▶ Records about charts and figures:
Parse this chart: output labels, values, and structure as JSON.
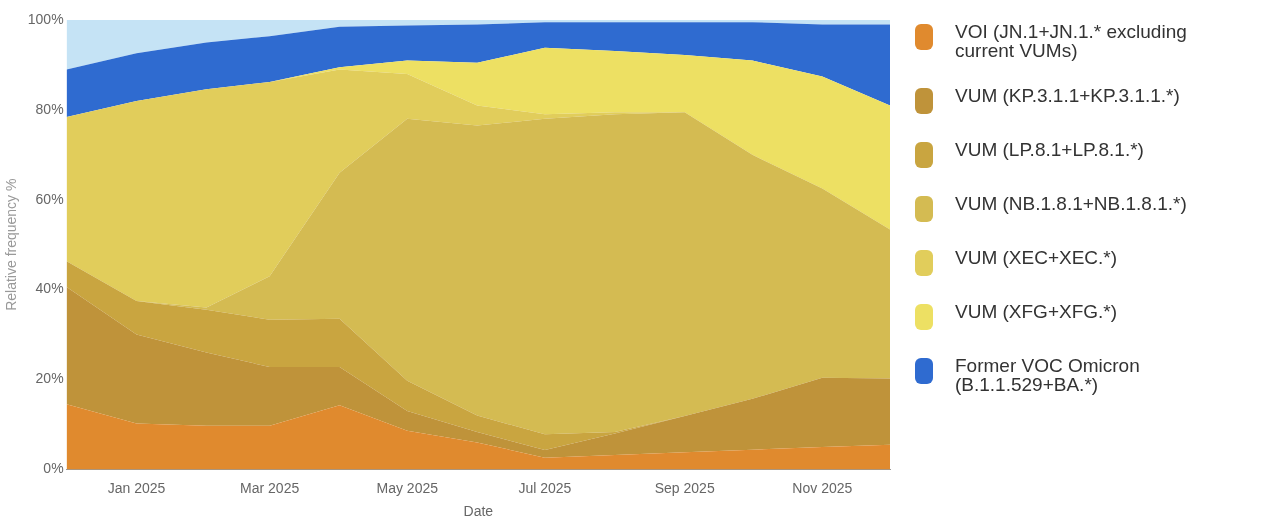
{
  "chart_data": {
    "type": "area",
    "stacked": true,
    "xlabel": "Date",
    "ylabel": "Relative frequency %",
    "x": [
      "2024-12-01",
      "2025-01-01",
      "2025-02-01",
      "2025-03-01",
      "2025-04-01",
      "2025-05-01",
      "2025-06-01",
      "2025-07-01",
      "2025-08-01",
      "2025-09-01",
      "2025-10-01",
      "2025-11-01",
      "2025-12-01"
    ],
    "xlim": [
      "2024-12-01",
      "2025-12-01"
    ],
    "xticks": [
      {
        "value": "2025-01-01",
        "label": "Jan 2025"
      },
      {
        "value": "2025-03-01",
        "label": "Mar 2025"
      },
      {
        "value": "2025-05-01",
        "label": "May 2025"
      },
      {
        "value": "2025-07-01",
        "label": "Jul 2025"
      },
      {
        "value": "2025-09-01",
        "label": "Sep 2025"
      },
      {
        "value": "2025-11-01",
        "label": "Nov 2025"
      }
    ],
    "ylim": [
      0,
      100
    ],
    "yticks": [
      {
        "value": 0,
        "label": "0%"
      },
      {
        "value": 20,
        "label": "20%"
      },
      {
        "value": 40,
        "label": "40%"
      },
      {
        "value": 60,
        "label": "60%"
      },
      {
        "value": 80,
        "label": "80%"
      },
      {
        "value": 100,
        "label": "100%"
      }
    ],
    "legend": "right",
    "marker": "none",
    "series": [
      {
        "name": "VOI (JN.1+JN.1.* excluding current VUMs)",
        "color": "#e08a2e",
        "values": [
          14.5,
          10.2,
          9.7,
          9.7,
          14.3,
          8.6,
          6,
          2.6,
          3.2,
          3.8,
          4.4,
          5,
          5.5
        ]
      },
      {
        "name": "VUM (KP.3.1.1+KP.3.1.1.*)",
        "color": "#bf933a",
        "values": [
          26.1,
          19.8,
          16.3,
          13.1,
          8.5,
          4.4,
          2.3,
          1.7,
          4.8,
          8.1,
          11.3,
          15.4,
          14.7
        ]
      },
      {
        "name": "VUM (LP.8.1+LP.8.1.*)",
        "color": "#c9a540",
        "values": [
          5.7,
          7.5,
          9.5,
          10.5,
          10.7,
          6.7,
          3.7,
          3.5,
          0.3,
          0,
          0,
          0,
          0
        ]
      },
      {
        "name": "VUM (NB.1.8.1+NB.1.8.1.*)",
        "color": "#d4bb52",
        "values": [
          0,
          0,
          0.5,
          9.7,
          32.5,
          58.3,
          64.5,
          70.2,
          70.7,
          67.6,
          54.3,
          42.1,
          33.2
        ]
      },
      {
        "name": "VUM (XEC+XEC.*)",
        "color": "#e1cd5b",
        "values": [
          32.1,
          44.5,
          48.6,
          43.2,
          23,
          10,
          4.5,
          1,
          0.5,
          0,
          0,
          0,
          0
        ]
      },
      {
        "name": "VUM (XFG+XFG.*)",
        "color": "#ede063",
        "values": [
          0,
          0,
          0,
          0,
          0.5,
          3,
          9.5,
          14.8,
          13.6,
          12.7,
          21,
          24.9,
          27.6
        ]
      },
      {
        "name": "Former VOC Omicron (B.1.1.529+BA.*)",
        "color": "#2f6bd0",
        "values": [
          10.6,
          10.6,
          10.4,
          10.2,
          9,
          7.8,
          8.5,
          5.7,
          6.4,
          7.3,
          8.5,
          11.6,
          18
        ]
      },
      {
        "color": "#c5e3f5",
        "values": [
          11,
          7.4,
          5,
          3.6,
          1.5,
          1.2,
          1,
          0.5,
          0.5,
          0.5,
          0.5,
          1,
          1
        ]
      }
    ]
  }
}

▶ Task description: Pick out every line with the string "color" and copy it.

▶ The output:
        "color": "#e08a2e",
        "color": "#bf933a",
        "color": "#c9a540",
        "color": "#d4bb52",
        "color": "#e1cd5b",
        "color": "#ede063",
        "color": "#2f6bd0",
        "color": "#c5e3f5",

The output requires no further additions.